- WHAT YOU SHOULD DO: Every record should be written out exactly, with the pictures left out.

- EXTRACTED ENTRIES:
───

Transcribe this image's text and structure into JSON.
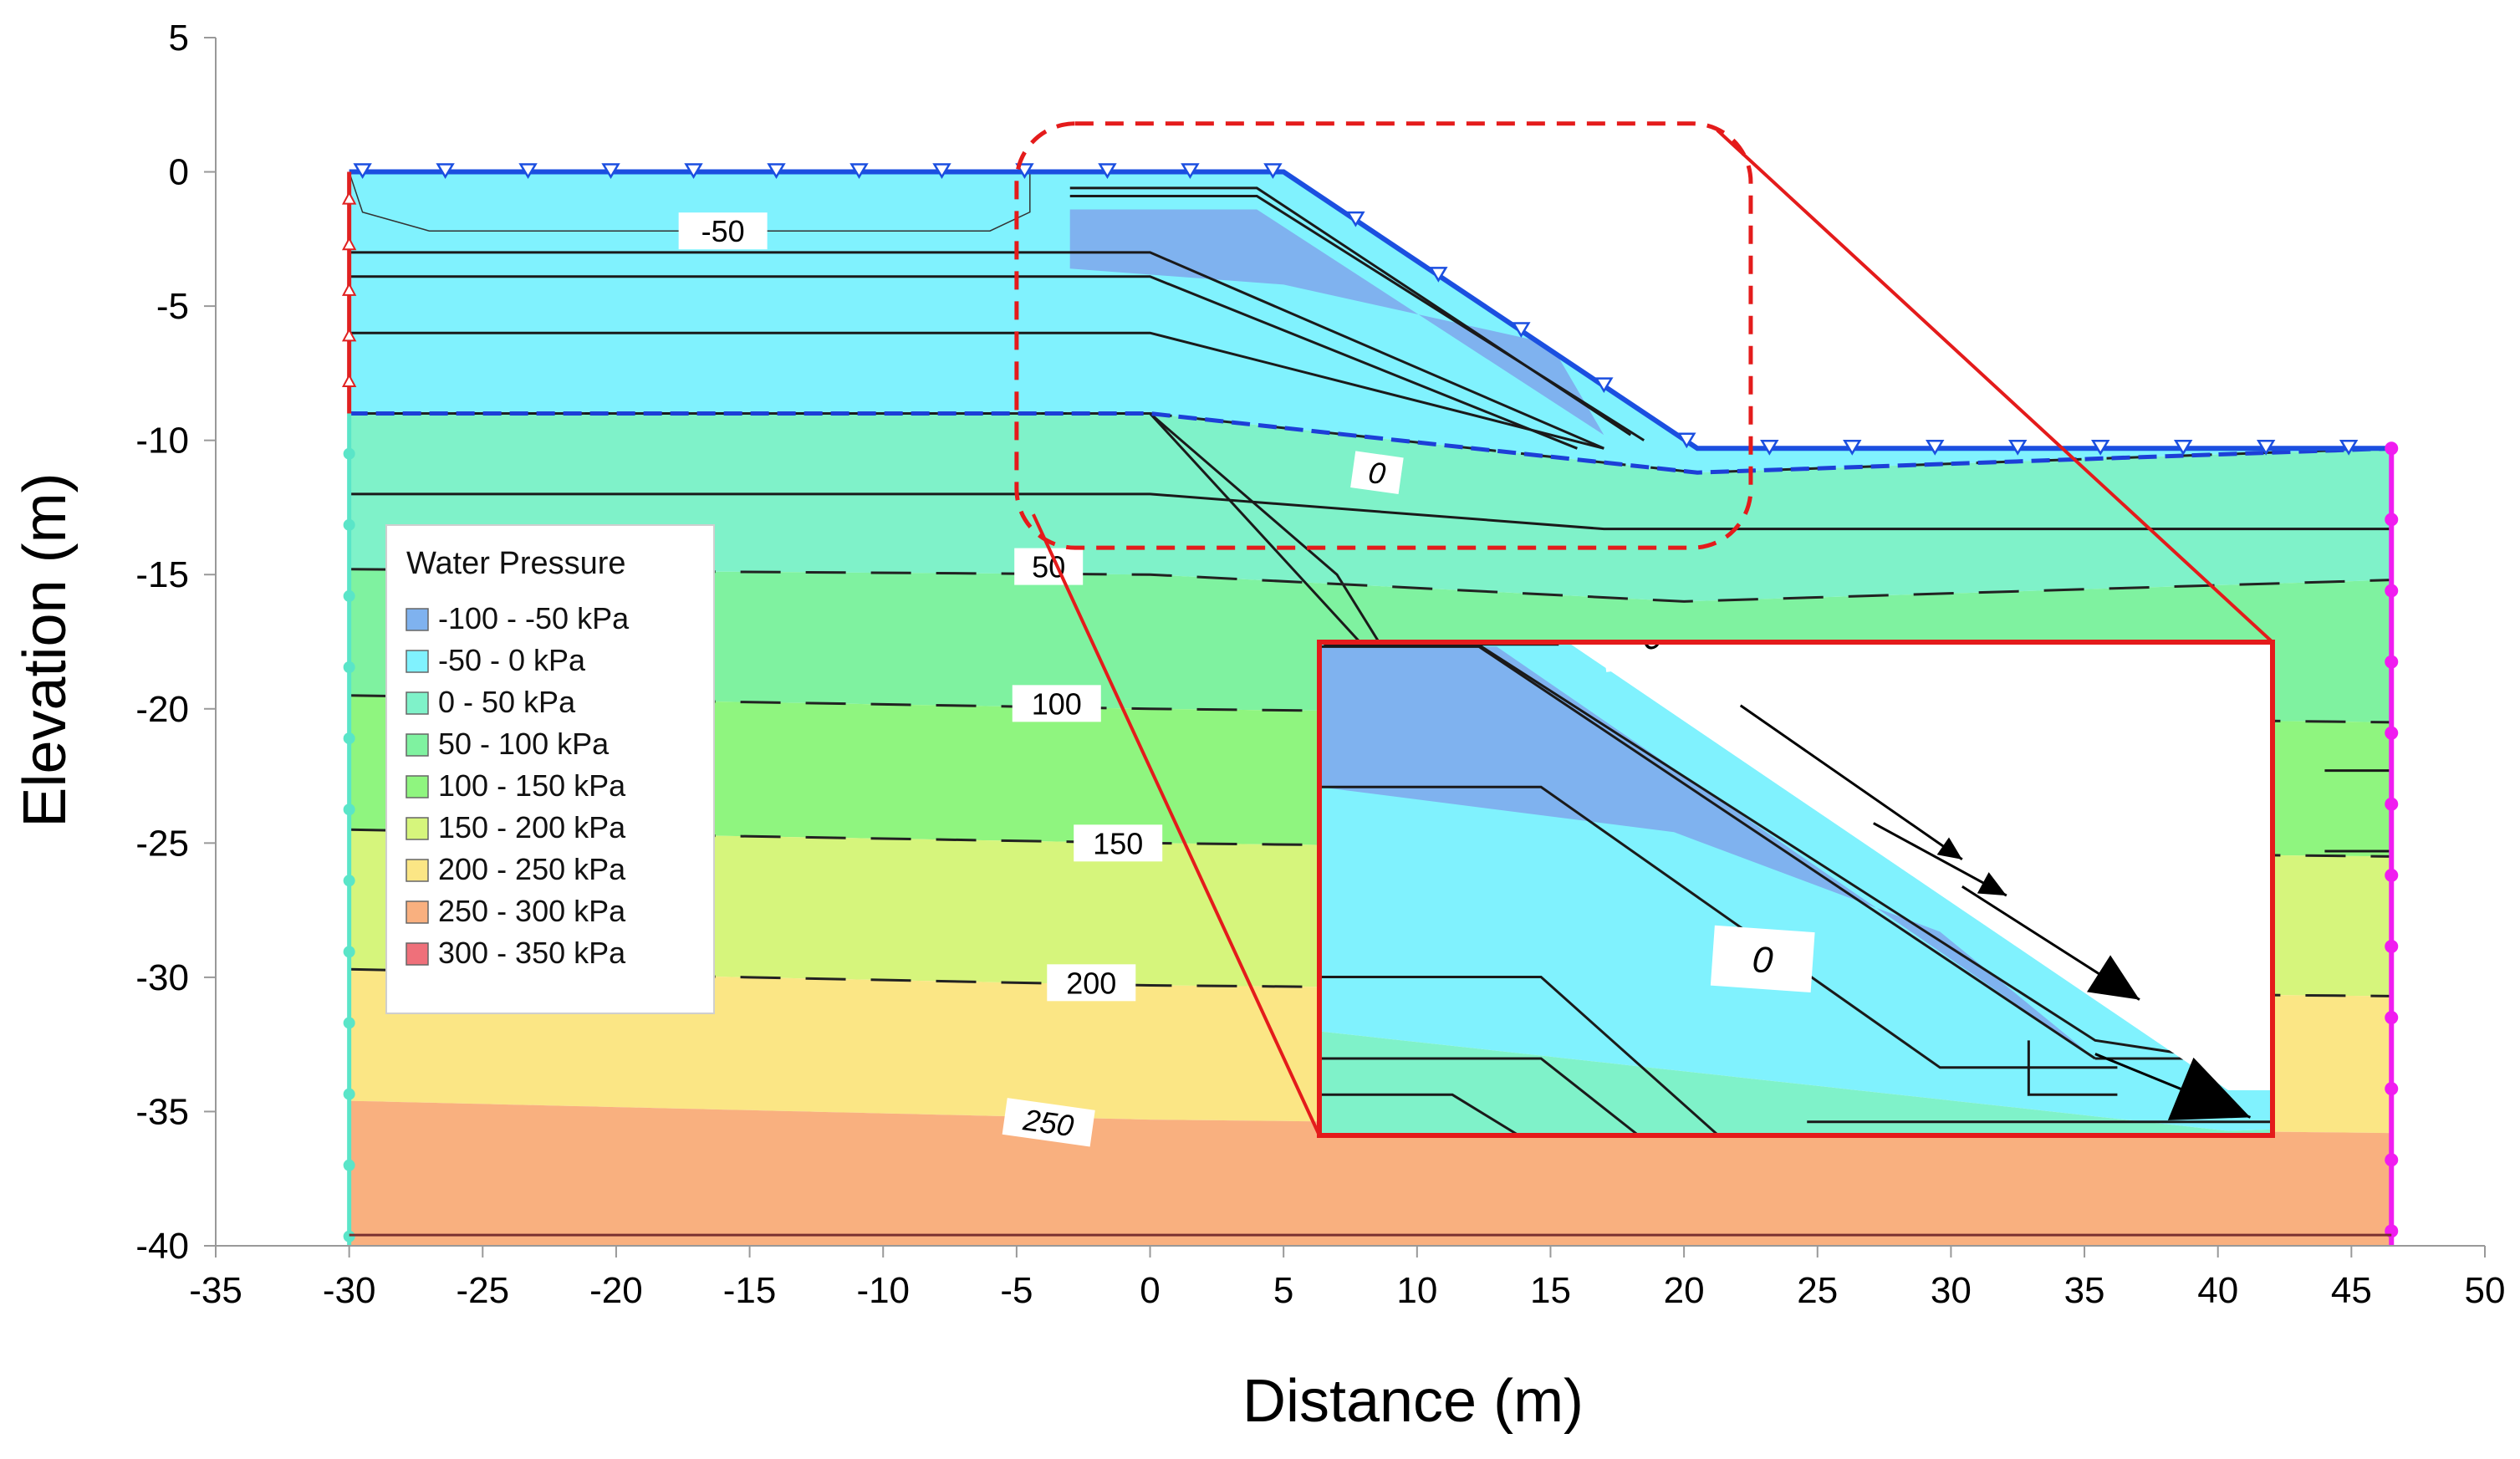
{
  "chart_data": {
    "type": "contour",
    "xlabel": "Distance (m)",
    "ylabel": "Elevation (m)",
    "xlim": [
      -35,
      50
    ],
    "ylim": [
      -40,
      5
    ],
    "xticks": [
      -35,
      -30,
      -25,
      -20,
      -15,
      -10,
      -5,
      0,
      5,
      10,
      15,
      20,
      25,
      30,
      35,
      40,
      45,
      50
    ],
    "yticks": [
      5,
      0,
      -5,
      -10,
      -15,
      -20,
      -25,
      -30,
      -35,
      -40
    ],
    "grid": false,
    "legend": {
      "title": "Water Pressure",
      "placement": "left-middle",
      "entries": [
        {
          "label": "-100 - -50 kPa",
          "color": "#7fb2ef"
        },
        {
          "label": "-50 - 0 kPa",
          "color": "#80f2fe"
        },
        {
          "label": "0 - 50 kPa",
          "color": "#7ff2c9"
        },
        {
          "label": "50 - 100 kPa",
          "color": "#7ff2a0"
        },
        {
          "label": "100 - 150 kPa",
          "color": "#8ff57f"
        },
        {
          "label": "150 - 200 kPa",
          "color": "#d6f57c"
        },
        {
          "label": "200 - 250 kPa",
          "color": "#fbe685"
        },
        {
          "label": "250 - 300 kPa",
          "color": "#f9b07f"
        },
        {
          "label": "300 - 350 kPa",
          "color": "#ef707a"
        }
      ]
    },
    "geometry": {
      "crest_elevation": 0,
      "toe_elevation": -10.3,
      "crest_edge_x": 5,
      "toe_x": 20.5,
      "left_x": -30,
      "right_x": 46.5,
      "bottom_elevation": -40
    },
    "zones": [
      {
        "range": "-50 - 0 kPa",
        "top": [
          [
            -30,
            0
          ],
          [
            5,
            0
          ],
          [
            20.5,
            -10.3
          ],
          [
            46.5,
            -10.3
          ]
        ],
        "bottom": [
          [
            -30,
            -9
          ],
          [
            0,
            -9
          ],
          [
            20.5,
            -11.2
          ],
          [
            46.5,
            -10.3
          ]
        ]
      },
      {
        "range": "0 - 50 kPa",
        "top": [
          [
            -30,
            -9
          ],
          [
            0,
            -9
          ],
          [
            20.5,
            -11.2
          ],
          [
            46.5,
            -10.3
          ]
        ],
        "bottom": [
          [
            -30,
            -14.8
          ],
          [
            0,
            -15
          ],
          [
            20,
            -16
          ],
          [
            46.5,
            -15.2
          ]
        ]
      },
      {
        "range": "50 - 100 kPa",
        "top": [
          [
            -30,
            -14.8
          ],
          [
            0,
            -15
          ],
          [
            20,
            -16
          ],
          [
            46.5,
            -15.2
          ]
        ],
        "bottom": [
          [
            -30,
            -19.5
          ],
          [
            0,
            -20
          ],
          [
            46.5,
            -20.5
          ]
        ]
      },
      {
        "range": "100 - 150 kPa",
        "top": [
          [
            -30,
            -19.5
          ],
          [
            0,
            -20
          ],
          [
            46.5,
            -20.5
          ]
        ],
        "bottom": [
          [
            -30,
            -24.5
          ],
          [
            0,
            -25
          ],
          [
            46.5,
            -25.5
          ]
        ]
      },
      {
        "range": "150 - 200 kPa",
        "top": [
          [
            -30,
            -24.5
          ],
          [
            0,
            -25
          ],
          [
            46.5,
            -25.5
          ]
        ],
        "bottom": [
          [
            -30,
            -29.7
          ],
          [
            0,
            -30.3
          ],
          [
            46.5,
            -30.7
          ]
        ]
      },
      {
        "range": "200 - 250 kPa",
        "top": [
          [
            -30,
            -29.7
          ],
          [
            0,
            -30.3
          ],
          [
            46.5,
            -30.7
          ]
        ],
        "bottom": [
          [
            -30,
            -34.6
          ],
          [
            0,
            -35.3
          ],
          [
            46.5,
            -35.8
          ]
        ]
      },
      {
        "range": "250 - 300 kPa",
        "top": [
          [
            -30,
            -34.6
          ],
          [
            0,
            -35.3
          ],
          [
            46.5,
            -35.8
          ]
        ],
        "bottom": [
          [
            -30,
            -40
          ],
          [
            46.5,
            -40
          ]
        ]
      }
    ],
    "contour_labels": [
      {
        "text": "-50",
        "x": -16,
        "y": -2.2
      },
      {
        "text": "0",
        "x": 8.5,
        "y": -11.2
      },
      {
        "text": "50",
        "x": -3.8,
        "y": -14.7
      },
      {
        "text": "100",
        "x": -3.5,
        "y": -19.8
      },
      {
        "text": "150",
        "x": -1.2,
        "y": -25.0
      },
      {
        "text": "200",
        "x": -2.2,
        "y": -30.2
      },
      {
        "text": "250",
        "x": -3.8,
        "y": -35.4
      }
    ],
    "inset": {
      "zoom_region": {
        "x": [
          -5,
          22.5
        ],
        "y": [
          -14.0,
          1.8
        ]
      },
      "labels": [
        {
          "text": "0",
          "position": "top"
        },
        {
          "text": "0",
          "position": "middle"
        }
      ]
    }
  }
}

───

- RESPONSE TO THE EXERCISE:
Transcribe this image's text and structure into JSON.
{
  "chart_data": {
    "type": "contour",
    "xlabel": "Distance (m)",
    "ylabel": "Elevation (m)",
    "xlim": [
      -35,
      50
    ],
    "ylim": [
      -40,
      5
    ],
    "xticks": [
      -35,
      -30,
      -25,
      -20,
      -15,
      -10,
      -5,
      0,
      5,
      10,
      15,
      20,
      25,
      30,
      35,
      40,
      45,
      50
    ],
    "yticks": [
      5,
      0,
      -5,
      -10,
      -15,
      -20,
      -25,
      -30,
      -35,
      -40
    ],
    "grid": false,
    "legend": {
      "title": "Water Pressure",
      "placement": "left-middle",
      "entries": [
        {
          "label": "-100 - -50 kPa",
          "color": "#7fb2ef"
        },
        {
          "label": "-50 - 0 kPa",
          "color": "#80f2fe"
        },
        {
          "label": "0 - 50 kPa",
          "color": "#7ff2c9"
        },
        {
          "label": "50 - 100 kPa",
          "color": "#7ff2a0"
        },
        {
          "label": "100 - 150 kPa",
          "color": "#8ff57f"
        },
        {
          "label": "150 - 200 kPa",
          "color": "#d6f57c"
        },
        {
          "label": "200 - 250 kPa",
          "color": "#fbe685"
        },
        {
          "label": "250 - 300 kPa",
          "color": "#f9b07f"
        },
        {
          "label": "300 - 350 kPa",
          "color": "#ef707a"
        }
      ]
    },
    "geometry": {
      "crest_elevation": 0,
      "toe_elevation": -10.3,
      "crest_edge_x": 5,
      "toe_x": 20.5,
      "left_x": -30,
      "right_x": 46.5,
      "bottom_elevation": -40
    },
    "zones": [
      {
        "range": "-50 - 0 kPa",
        "top": [
          [
            -30,
            0
          ],
          [
            5,
            0
          ],
          [
            20.5,
            -10.3
          ],
          [
            46.5,
            -10.3
          ]
        ],
        "bottom": [
          [
            -30,
            -9
          ],
          [
            0,
            -9
          ],
          [
            20.5,
            -11.2
          ],
          [
            46.5,
            -10.3
          ]
        ]
      },
      {
        "range": "0 - 50 kPa",
        "top": [
          [
            -30,
            -9
          ],
          [
            0,
            -9
          ],
          [
            20.5,
            -11.2
          ],
          [
            46.5,
            -10.3
          ]
        ],
        "bottom": [
          [
            -30,
            -14.8
          ],
          [
            0,
            -15
          ],
          [
            20,
            -16
          ],
          [
            46.5,
            -15.2
          ]
        ]
      },
      {
        "range": "50 - 100 kPa",
        "top": [
          [
            -30,
            -14.8
          ],
          [
            0,
            -15
          ],
          [
            20,
            -16
          ],
          [
            46.5,
            -15.2
          ]
        ],
        "bottom": [
          [
            -30,
            -19.5
          ],
          [
            0,
            -20
          ],
          [
            46.5,
            -20.5
          ]
        ]
      },
      {
        "range": "100 - 150 kPa",
        "top": [
          [
            -30,
            -19.5
          ],
          [
            0,
            -20
          ],
          [
            46.5,
            -20.5
          ]
        ],
        "bottom": [
          [
            -30,
            -24.5
          ],
          [
            0,
            -25
          ],
          [
            46.5,
            -25.5
          ]
        ]
      },
      {
        "range": "150 - 200 kPa",
        "top": [
          [
            -30,
            -24.5
          ],
          [
            0,
            -25
          ],
          [
            46.5,
            -25.5
          ]
        ],
        "bottom": [
          [
            -30,
            -29.7
          ],
          [
            0,
            -30.3
          ],
          [
            46.5,
            -30.7
          ]
        ]
      },
      {
        "range": "200 - 250 kPa",
        "top": [
          [
            -30,
            -29.7
          ],
          [
            0,
            -30.3
          ],
          [
            46.5,
            -30.7
          ]
        ],
        "bottom": [
          [
            -30,
            -34.6
          ],
          [
            0,
            -35.3
          ],
          [
            46.5,
            -35.8
          ]
        ]
      },
      {
        "range": "250 - 300 kPa",
        "top": [
          [
            -30,
            -34.6
          ],
          [
            0,
            -35.3
          ],
          [
            46.5,
            -35.8
          ]
        ],
        "bottom": [
          [
            -30,
            -40
          ],
          [
            46.5,
            -40
          ]
        ]
      }
    ],
    "contour_labels": [
      {
        "text": "-50",
        "x": -16,
        "y": -2.2
      },
      {
        "text": "0",
        "x": 8.5,
        "y": -11.2
      },
      {
        "text": "50",
        "x": -3.8,
        "y": -14.7
      },
      {
        "text": "100",
        "x": -3.5,
        "y": -19.8
      },
      {
        "text": "150",
        "x": -1.2,
        "y": -25.0
      },
      {
        "text": "200",
        "x": -2.2,
        "y": -30.2
      },
      {
        "text": "250",
        "x": -3.8,
        "y": -35.4
      }
    ],
    "inset": {
      "zoom_region": {
        "x": [
          -5,
          22.5
        ],
        "y": [
          -14.0,
          1.8
        ]
      },
      "labels": [
        {
          "text": "0",
          "position": "top"
        },
        {
          "text": "0",
          "position": "middle"
        }
      ]
    }
  }
}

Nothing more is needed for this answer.